» TO BE DONE: Copy each line that holds "explained".

[BEGIN EXTRACTED INFORMATION]

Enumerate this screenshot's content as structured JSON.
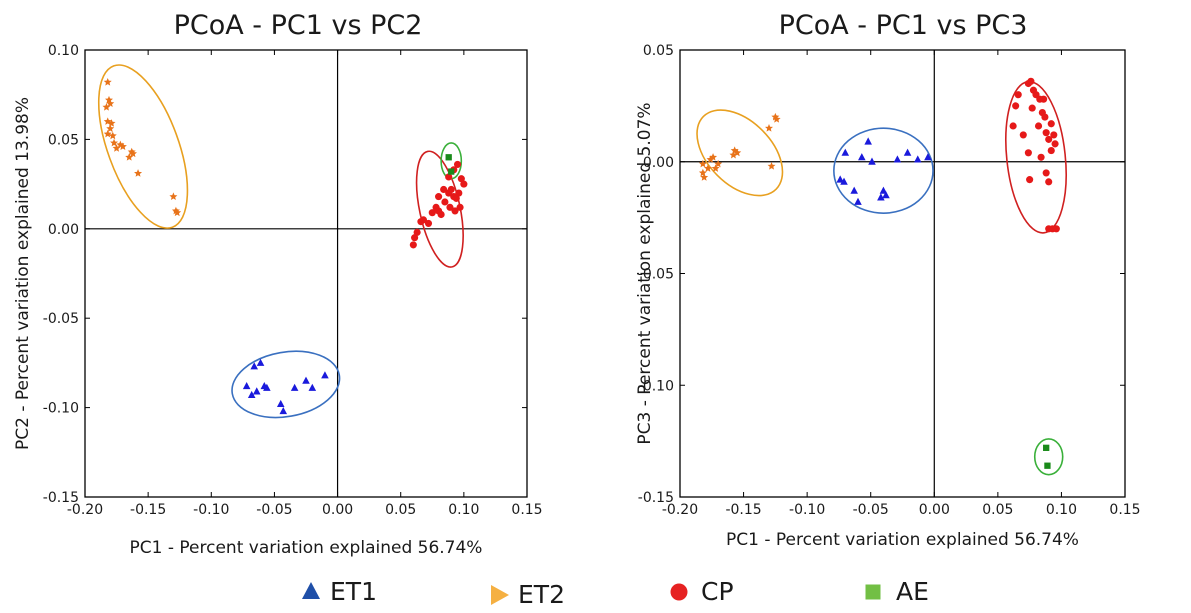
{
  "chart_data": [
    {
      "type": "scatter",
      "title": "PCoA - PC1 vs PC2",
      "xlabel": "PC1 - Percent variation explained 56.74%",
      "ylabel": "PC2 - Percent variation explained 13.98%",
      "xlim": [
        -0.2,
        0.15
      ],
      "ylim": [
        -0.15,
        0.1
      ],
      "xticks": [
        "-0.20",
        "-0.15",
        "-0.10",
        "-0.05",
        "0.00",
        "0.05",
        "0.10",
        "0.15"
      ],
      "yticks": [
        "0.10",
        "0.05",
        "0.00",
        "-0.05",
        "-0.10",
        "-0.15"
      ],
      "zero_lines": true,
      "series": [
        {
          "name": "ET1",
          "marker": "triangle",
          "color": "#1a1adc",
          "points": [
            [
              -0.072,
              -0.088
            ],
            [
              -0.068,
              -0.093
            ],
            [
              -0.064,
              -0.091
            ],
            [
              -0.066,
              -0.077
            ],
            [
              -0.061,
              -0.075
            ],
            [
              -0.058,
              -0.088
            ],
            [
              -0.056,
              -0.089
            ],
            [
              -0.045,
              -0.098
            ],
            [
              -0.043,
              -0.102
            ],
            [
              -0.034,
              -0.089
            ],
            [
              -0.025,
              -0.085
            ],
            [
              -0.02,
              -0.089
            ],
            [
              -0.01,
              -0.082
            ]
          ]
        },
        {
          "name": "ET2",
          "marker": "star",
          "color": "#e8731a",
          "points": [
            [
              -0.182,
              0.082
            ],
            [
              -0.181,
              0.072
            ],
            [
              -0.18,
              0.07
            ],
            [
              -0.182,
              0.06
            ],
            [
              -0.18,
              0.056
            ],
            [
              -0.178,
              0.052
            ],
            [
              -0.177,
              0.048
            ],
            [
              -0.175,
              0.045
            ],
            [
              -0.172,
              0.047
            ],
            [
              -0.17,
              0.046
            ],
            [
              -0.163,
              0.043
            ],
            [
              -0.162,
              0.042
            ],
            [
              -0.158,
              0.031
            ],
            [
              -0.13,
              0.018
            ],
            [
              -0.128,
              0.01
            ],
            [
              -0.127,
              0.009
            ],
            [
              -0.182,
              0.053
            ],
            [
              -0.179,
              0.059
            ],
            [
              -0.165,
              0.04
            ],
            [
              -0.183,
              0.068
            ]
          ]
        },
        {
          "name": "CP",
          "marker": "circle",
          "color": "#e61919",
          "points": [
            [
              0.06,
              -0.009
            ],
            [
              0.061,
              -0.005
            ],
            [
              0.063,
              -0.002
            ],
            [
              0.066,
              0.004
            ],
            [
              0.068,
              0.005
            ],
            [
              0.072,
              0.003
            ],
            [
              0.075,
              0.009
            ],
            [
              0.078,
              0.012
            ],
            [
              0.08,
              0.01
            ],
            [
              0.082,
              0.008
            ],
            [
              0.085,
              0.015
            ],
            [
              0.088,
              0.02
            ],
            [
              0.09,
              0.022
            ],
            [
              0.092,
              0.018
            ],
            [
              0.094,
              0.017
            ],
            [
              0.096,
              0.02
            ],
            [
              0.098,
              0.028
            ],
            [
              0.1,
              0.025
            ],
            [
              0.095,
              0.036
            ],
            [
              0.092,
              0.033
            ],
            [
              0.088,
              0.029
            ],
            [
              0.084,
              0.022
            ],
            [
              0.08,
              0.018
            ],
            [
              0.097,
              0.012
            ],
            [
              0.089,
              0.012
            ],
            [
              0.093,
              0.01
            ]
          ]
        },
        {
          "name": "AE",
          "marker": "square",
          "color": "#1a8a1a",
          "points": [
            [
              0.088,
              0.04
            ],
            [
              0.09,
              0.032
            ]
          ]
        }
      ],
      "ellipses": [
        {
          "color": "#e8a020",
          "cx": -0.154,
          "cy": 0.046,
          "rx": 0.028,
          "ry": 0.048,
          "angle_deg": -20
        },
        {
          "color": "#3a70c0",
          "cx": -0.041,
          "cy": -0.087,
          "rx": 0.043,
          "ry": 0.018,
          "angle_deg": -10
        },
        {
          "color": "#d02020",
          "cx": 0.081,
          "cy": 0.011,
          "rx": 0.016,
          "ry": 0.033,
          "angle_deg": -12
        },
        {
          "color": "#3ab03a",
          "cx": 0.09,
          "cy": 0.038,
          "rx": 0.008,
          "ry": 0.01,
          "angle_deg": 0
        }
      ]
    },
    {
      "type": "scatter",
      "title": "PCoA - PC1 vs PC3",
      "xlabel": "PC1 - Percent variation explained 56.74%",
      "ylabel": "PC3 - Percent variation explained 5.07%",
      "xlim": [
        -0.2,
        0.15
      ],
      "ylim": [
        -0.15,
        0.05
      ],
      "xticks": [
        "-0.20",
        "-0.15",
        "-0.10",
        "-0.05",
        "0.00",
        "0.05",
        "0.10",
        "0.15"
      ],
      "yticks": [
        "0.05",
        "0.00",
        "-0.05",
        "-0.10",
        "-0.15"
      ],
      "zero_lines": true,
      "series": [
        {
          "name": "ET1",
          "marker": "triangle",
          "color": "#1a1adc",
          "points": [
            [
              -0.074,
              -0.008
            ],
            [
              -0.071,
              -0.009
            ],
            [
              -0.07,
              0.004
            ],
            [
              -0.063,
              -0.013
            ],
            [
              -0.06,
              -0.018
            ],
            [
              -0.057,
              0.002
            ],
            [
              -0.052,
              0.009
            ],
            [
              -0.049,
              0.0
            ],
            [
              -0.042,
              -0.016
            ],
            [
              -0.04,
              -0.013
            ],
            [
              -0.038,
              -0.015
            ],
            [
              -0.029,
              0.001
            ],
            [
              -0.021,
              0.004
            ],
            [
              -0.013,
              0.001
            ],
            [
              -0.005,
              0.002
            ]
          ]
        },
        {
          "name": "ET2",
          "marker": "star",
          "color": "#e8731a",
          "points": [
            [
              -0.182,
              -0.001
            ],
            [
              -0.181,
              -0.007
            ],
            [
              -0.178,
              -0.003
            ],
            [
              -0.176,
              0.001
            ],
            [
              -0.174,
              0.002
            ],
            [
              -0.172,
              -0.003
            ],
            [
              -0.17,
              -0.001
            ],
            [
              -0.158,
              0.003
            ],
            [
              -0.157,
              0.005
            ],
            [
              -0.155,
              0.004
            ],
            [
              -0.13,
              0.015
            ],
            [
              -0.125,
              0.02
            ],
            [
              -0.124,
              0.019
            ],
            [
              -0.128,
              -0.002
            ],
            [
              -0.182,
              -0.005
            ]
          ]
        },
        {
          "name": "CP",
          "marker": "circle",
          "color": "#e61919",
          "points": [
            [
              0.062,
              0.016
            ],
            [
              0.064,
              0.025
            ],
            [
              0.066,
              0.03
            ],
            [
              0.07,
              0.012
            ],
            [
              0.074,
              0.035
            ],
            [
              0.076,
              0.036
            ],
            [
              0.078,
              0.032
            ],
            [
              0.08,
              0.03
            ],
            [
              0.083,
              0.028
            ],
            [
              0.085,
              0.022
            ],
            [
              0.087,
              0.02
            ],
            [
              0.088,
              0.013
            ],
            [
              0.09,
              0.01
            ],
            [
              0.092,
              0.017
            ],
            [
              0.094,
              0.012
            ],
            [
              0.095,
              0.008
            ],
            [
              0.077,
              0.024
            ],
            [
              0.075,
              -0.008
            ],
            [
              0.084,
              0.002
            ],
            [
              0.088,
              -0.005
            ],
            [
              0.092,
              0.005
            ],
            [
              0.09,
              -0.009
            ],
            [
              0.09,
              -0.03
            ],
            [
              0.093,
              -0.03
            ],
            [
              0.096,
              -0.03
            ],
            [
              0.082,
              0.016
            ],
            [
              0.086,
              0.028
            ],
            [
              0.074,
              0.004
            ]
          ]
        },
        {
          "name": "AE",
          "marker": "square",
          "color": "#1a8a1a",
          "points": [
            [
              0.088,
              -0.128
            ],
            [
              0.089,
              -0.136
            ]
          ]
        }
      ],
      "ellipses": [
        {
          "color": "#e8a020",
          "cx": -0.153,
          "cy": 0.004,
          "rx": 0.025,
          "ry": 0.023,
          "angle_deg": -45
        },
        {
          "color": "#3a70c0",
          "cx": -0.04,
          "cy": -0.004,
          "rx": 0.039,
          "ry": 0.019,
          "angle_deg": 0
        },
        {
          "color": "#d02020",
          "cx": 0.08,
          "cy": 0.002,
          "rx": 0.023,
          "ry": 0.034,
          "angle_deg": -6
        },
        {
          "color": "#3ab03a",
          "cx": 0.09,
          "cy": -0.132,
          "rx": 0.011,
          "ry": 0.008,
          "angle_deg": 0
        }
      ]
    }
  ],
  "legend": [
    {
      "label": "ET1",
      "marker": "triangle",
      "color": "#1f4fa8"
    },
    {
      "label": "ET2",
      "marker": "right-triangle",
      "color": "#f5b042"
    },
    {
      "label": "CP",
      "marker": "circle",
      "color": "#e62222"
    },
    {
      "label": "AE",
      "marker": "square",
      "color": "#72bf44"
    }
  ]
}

[END EXTRACTED INFORMATION]

» FULL SOLUTION:
      "xlabel": "PC1 - Percent variation explained 56.74%",
      "ylabel": "PC2 - Percent variation explained 13.98%",
      "xlabel": "PC1 - Percent variation explained 56.74%",
      "ylabel": "PC3 - Percent variation explained 5.07%",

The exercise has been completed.